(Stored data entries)

____

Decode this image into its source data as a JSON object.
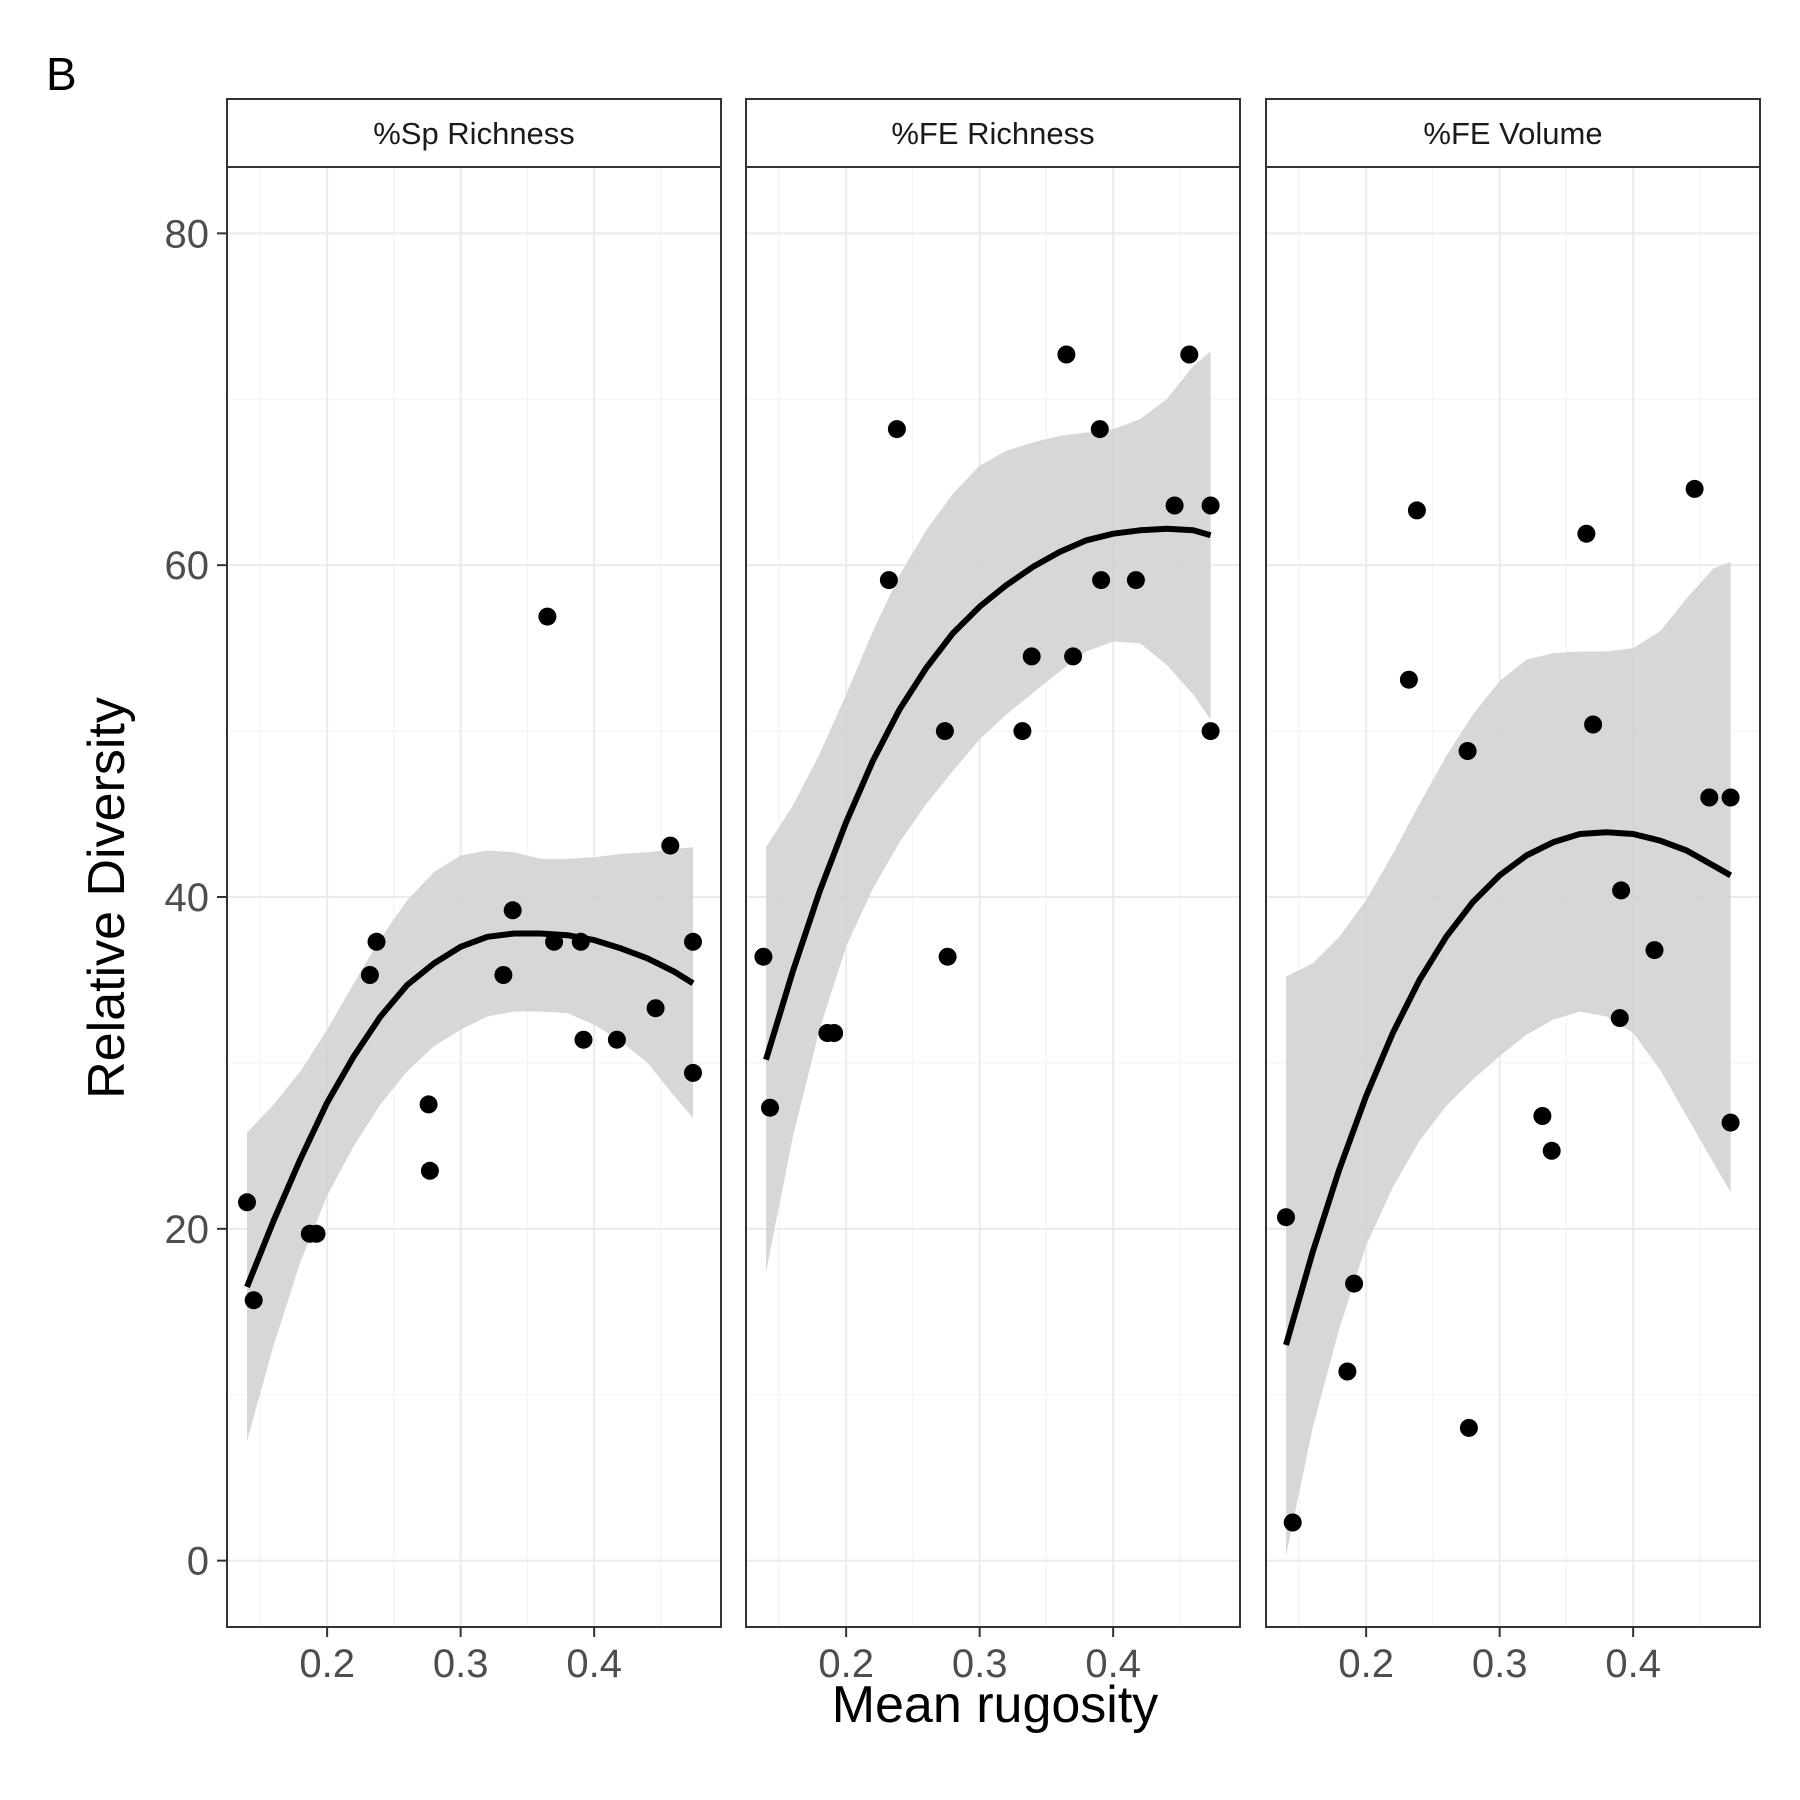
{
  "chart_data": {
    "type": "scatter",
    "panel_label": "B",
    "xlabel": "Mean rugosity",
    "ylabel": "Relative Diversity",
    "xlim": [
      0.125,
      0.495
    ],
    "ylim": [
      -4,
      84
    ],
    "x_ticks": [
      0.2,
      0.3,
      0.4
    ],
    "x_tick_labels": [
      "0.2",
      "0.3",
      "0.4"
    ],
    "y_ticks": [
      0,
      20,
      40,
      60,
      80
    ],
    "y_tick_labels": [
      "0",
      "20",
      "40",
      "60",
      "80"
    ],
    "grid": true,
    "legend": "none",
    "facets": [
      {
        "title": "%Sp Richness",
        "points": [
          {
            "x": 0.14,
            "y": 21.6
          },
          {
            "x": 0.145,
            "y": 15.7
          },
          {
            "x": 0.187,
            "y": 19.7
          },
          {
            "x": 0.192,
            "y": 19.7
          },
          {
            "x": 0.232,
            "y": 35.3
          },
          {
            "x": 0.237,
            "y": 37.3
          },
          {
            "x": 0.276,
            "y": 27.5
          },
          {
            "x": 0.277,
            "y": 23.5
          },
          {
            "x": 0.332,
            "y": 35.3
          },
          {
            "x": 0.339,
            "y": 39.2
          },
          {
            "x": 0.365,
            "y": 56.9
          },
          {
            "x": 0.37,
            "y": 37.3
          },
          {
            "x": 0.39,
            "y": 37.3
          },
          {
            "x": 0.392,
            "y": 31.4
          },
          {
            "x": 0.417,
            "y": 31.4
          },
          {
            "x": 0.446,
            "y": 33.3
          },
          {
            "x": 0.457,
            "y": 43.1
          },
          {
            "x": 0.474,
            "y": 37.3
          },
          {
            "x": 0.474,
            "y": 29.4
          }
        ],
        "fit": {
          "x": [
            0.14,
            0.16,
            0.18,
            0.2,
            0.22,
            0.24,
            0.26,
            0.28,
            0.3,
            0.32,
            0.34,
            0.36,
            0.38,
            0.4,
            0.42,
            0.44,
            0.46,
            0.474
          ],
          "y": [
            16.5,
            20.5,
            24.2,
            27.6,
            30.4,
            32.8,
            34.7,
            36.0,
            37.0,
            37.6,
            37.8,
            37.8,
            37.7,
            37.4,
            36.9,
            36.3,
            35.5,
            34.8
          ],
          "ci_lower": [
            7.2,
            13.0,
            18.0,
            22.0,
            25.0,
            27.5,
            29.5,
            31.0,
            32.0,
            32.8,
            33.1,
            33.1,
            33.0,
            32.3,
            31.3,
            30.0,
            28.0,
            26.7
          ],
          "ci_upper": [
            25.8,
            27.5,
            29.5,
            32.0,
            34.8,
            37.5,
            39.8,
            41.5,
            42.5,
            42.8,
            42.7,
            42.3,
            42.3,
            42.4,
            42.6,
            42.7,
            42.9,
            43.0
          ]
        }
      },
      {
        "title": "%FE Richness",
        "points": [
          {
            "x": 0.138,
            "y": 36.4
          },
          {
            "x": 0.143,
            "y": 27.3
          },
          {
            "x": 0.186,
            "y": 31.8
          },
          {
            "x": 0.191,
            "y": 31.8
          },
          {
            "x": 0.232,
            "y": 59.1
          },
          {
            "x": 0.238,
            "y": 68.2
          },
          {
            "x": 0.274,
            "y": 50.0
          },
          {
            "x": 0.276,
            "y": 36.4
          },
          {
            "x": 0.332,
            "y": 50.0
          },
          {
            "x": 0.339,
            "y": 54.5
          },
          {
            "x": 0.365,
            "y": 72.7
          },
          {
            "x": 0.37,
            "y": 54.5
          },
          {
            "x": 0.39,
            "y": 68.2
          },
          {
            "x": 0.391,
            "y": 59.1
          },
          {
            "x": 0.417,
            "y": 59.1
          },
          {
            "x": 0.446,
            "y": 63.6
          },
          {
            "x": 0.457,
            "y": 72.7
          },
          {
            "x": 0.473,
            "y": 63.6
          },
          {
            "x": 0.473,
            "y": 50.0
          }
        ],
        "fit": {
          "x": [
            0.14,
            0.16,
            0.18,
            0.2,
            0.22,
            0.24,
            0.26,
            0.28,
            0.3,
            0.32,
            0.34,
            0.36,
            0.38,
            0.4,
            0.42,
            0.44,
            0.46,
            0.473
          ],
          "y": [
            30.2,
            35.5,
            40.3,
            44.5,
            48.2,
            51.3,
            53.8,
            55.9,
            57.5,
            58.8,
            59.9,
            60.8,
            61.5,
            61.9,
            62.1,
            62.2,
            62.1,
            61.8
          ],
          "ci_lower": [
            17.4,
            25.5,
            32.0,
            37.0,
            40.5,
            43.3,
            45.6,
            47.6,
            49.5,
            51.0,
            52.3,
            53.6,
            54.8,
            55.4,
            55.3,
            54.0,
            52.2,
            50.7
          ],
          "ci_upper": [
            43.0,
            45.5,
            48.6,
            52.2,
            56.0,
            59.4,
            62.1,
            64.3,
            66.0,
            66.9,
            67.4,
            67.8,
            68.0,
            68.2,
            68.8,
            70.0,
            72.0,
            72.9
          ]
        }
      },
      {
        "title": "%FE Volume",
        "points": [
          {
            "x": 0.14,
            "y": 20.7
          },
          {
            "x": 0.145,
            "y": 2.3
          },
          {
            "x": 0.186,
            "y": 11.4
          },
          {
            "x": 0.191,
            "y": 16.7
          },
          {
            "x": 0.232,
            "y": 53.1
          },
          {
            "x": 0.238,
            "y": 63.3
          },
          {
            "x": 0.276,
            "y": 48.8
          },
          {
            "x": 0.277,
            "y": 8.0
          },
          {
            "x": 0.332,
            "y": 26.8
          },
          {
            "x": 0.339,
            "y": 24.7
          },
          {
            "x": 0.365,
            "y": 61.9
          },
          {
            "x": 0.37,
            "y": 50.4
          },
          {
            "x": 0.39,
            "y": 32.7
          },
          {
            "x": 0.391,
            "y": 40.4
          },
          {
            "x": 0.416,
            "y": 36.8
          },
          {
            "x": 0.446,
            "y": 64.6
          },
          {
            "x": 0.457,
            "y": 46.0
          },
          {
            "x": 0.473,
            "y": 46.0
          },
          {
            "x": 0.473,
            "y": 26.4
          }
        ],
        "fit": {
          "x": [
            0.14,
            0.16,
            0.18,
            0.2,
            0.22,
            0.24,
            0.26,
            0.28,
            0.3,
            0.32,
            0.34,
            0.36,
            0.38,
            0.4,
            0.42,
            0.44,
            0.46,
            0.473
          ],
          "y": [
            13.0,
            18.6,
            23.6,
            28.0,
            31.8,
            35.0,
            37.6,
            39.7,
            41.3,
            42.5,
            43.3,
            43.8,
            43.9,
            43.8,
            43.4,
            42.8,
            41.9,
            41.3
          ],
          "ci_lower": [
            0.3,
            8.0,
            14.0,
            19.0,
            22.5,
            25.3,
            27.4,
            29.0,
            30.4,
            31.7,
            32.6,
            33.1,
            32.8,
            31.8,
            29.6,
            26.8,
            24.0,
            22.2
          ],
          "ci_upper": [
            35.2,
            36.0,
            37.6,
            39.8,
            42.6,
            45.6,
            48.5,
            51.0,
            53.0,
            54.3,
            54.7,
            54.8,
            54.8,
            55.0,
            56.0,
            58.0,
            59.8,
            60.2
          ]
        }
      }
    ]
  },
  "colors": {
    "background": "#ffffff",
    "panel_border": "#333333",
    "strip_fill": "#ffffff",
    "grid_major": "#ebebeb",
    "grid_minor": "#f4f4f4",
    "point": "#000000",
    "fit_line": "#000000",
    "ci_band": "#d3d3d3",
    "tick": "#333333"
  }
}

____

### GIVEN INSTRUCTION
Find the lines containing "ffffff" and list every one of them.

### EXERCISE RESULT
    "background": "#ffffff",
    "strip_fill": "#ffffff",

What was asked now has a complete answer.